===== GIVEN PASSAGE
After removing the current versions of eigen in your system, you need to download the latest stable release of Eigen3 from here and follow the following commands:

tar xvf eigen-eigen-5a0156e40feb.tar.gz
cd eigen-eigen-5a0156e40feb
mkdir build
cd build 
cmake ..
make all
make install

Once through check your eigen version using pkg-config --modversion eigen3 Congratulations! You have successfully installed eigen3 in your system!

  1. Installing Ceres-Solver: Ceres documentation works pretty well. You can have a look at it here. We hve already installed the required dependencies. we finally need to run the following commands to build Ceres-Solver:
git clone https://ceres-solver.googlesource.com/ceres-solver
cd ceres-solver 
mkdir ceres-bin
cd ceres-bin
cmake ..
make all
sudo make install #using sudo as you might need permission to write files!
==========
===== RECORD SET
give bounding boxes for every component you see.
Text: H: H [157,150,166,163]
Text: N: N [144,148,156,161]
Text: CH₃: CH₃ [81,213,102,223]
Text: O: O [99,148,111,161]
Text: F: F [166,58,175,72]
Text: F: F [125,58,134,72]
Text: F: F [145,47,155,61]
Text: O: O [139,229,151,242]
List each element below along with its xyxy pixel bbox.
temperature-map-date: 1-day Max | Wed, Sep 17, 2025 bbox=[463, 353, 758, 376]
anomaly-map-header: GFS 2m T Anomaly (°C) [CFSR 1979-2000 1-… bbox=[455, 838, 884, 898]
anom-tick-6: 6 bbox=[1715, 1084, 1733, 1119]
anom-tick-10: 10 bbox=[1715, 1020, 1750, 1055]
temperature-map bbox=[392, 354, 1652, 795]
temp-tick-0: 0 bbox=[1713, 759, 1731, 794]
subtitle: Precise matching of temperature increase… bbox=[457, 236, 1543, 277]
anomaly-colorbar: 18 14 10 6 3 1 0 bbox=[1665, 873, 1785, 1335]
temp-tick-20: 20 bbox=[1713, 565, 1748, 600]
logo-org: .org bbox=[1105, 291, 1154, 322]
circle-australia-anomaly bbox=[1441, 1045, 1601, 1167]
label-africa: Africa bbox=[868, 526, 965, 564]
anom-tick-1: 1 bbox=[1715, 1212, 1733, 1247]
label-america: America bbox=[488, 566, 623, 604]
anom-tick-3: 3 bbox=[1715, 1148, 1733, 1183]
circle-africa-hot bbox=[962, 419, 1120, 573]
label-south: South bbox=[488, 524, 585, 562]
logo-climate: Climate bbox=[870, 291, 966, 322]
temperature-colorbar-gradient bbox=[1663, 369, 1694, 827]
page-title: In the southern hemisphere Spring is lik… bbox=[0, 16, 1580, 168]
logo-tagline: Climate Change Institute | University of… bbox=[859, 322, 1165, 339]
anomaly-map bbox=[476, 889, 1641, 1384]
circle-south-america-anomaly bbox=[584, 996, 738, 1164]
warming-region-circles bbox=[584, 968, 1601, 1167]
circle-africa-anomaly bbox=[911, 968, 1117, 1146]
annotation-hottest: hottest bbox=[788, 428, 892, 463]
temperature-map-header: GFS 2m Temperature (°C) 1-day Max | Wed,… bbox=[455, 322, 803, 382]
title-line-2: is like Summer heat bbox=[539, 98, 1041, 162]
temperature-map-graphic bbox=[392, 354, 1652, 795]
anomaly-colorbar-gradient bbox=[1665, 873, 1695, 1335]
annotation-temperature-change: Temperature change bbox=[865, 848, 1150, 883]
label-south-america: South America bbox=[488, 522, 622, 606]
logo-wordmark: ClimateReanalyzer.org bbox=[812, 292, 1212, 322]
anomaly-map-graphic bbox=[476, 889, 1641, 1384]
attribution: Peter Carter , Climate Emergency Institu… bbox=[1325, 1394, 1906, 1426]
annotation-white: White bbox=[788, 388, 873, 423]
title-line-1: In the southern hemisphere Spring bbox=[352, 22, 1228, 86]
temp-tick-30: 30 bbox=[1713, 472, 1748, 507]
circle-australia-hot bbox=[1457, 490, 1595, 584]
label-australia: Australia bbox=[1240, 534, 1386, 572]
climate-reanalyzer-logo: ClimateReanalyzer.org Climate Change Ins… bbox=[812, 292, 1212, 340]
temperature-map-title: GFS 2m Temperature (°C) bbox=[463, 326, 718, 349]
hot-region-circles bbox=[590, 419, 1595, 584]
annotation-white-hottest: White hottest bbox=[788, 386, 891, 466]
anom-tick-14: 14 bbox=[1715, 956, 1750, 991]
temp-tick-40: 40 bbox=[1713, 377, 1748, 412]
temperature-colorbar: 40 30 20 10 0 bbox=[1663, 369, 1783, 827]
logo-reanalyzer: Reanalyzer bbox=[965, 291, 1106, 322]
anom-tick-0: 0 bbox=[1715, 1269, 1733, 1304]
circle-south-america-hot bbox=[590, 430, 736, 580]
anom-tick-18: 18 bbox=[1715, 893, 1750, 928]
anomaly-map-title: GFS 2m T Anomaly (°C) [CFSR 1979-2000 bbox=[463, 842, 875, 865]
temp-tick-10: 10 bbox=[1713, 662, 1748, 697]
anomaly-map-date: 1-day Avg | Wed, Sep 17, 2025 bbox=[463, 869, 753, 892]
==========
TO DO
[a] Which command does the installation guide give for checking the installed Eigen version?
[b] Duplicate the installation guide's text from "1. Installing Ceres-Solver: Ceres" to "to write files!", word for word.
Rely only on the installation guide for what follows.

ANSWER SECTION
[a] pkg-config --modversion eigen3

[b]
1. Installing Ceres-Solver: Ceres documentation works pretty well. You can have a look at it here. We hve already installed the required dependencies. we finally need to run the following commands to build Ceres-Solver:
git clone https://ceres-solver.googlesource.com/ceres-solver
cd ceres-solver 
mkdir ceres-bin
cd ceres-bin
cmake ..
make all
sudo make install #using sudo as you might need permission to write files!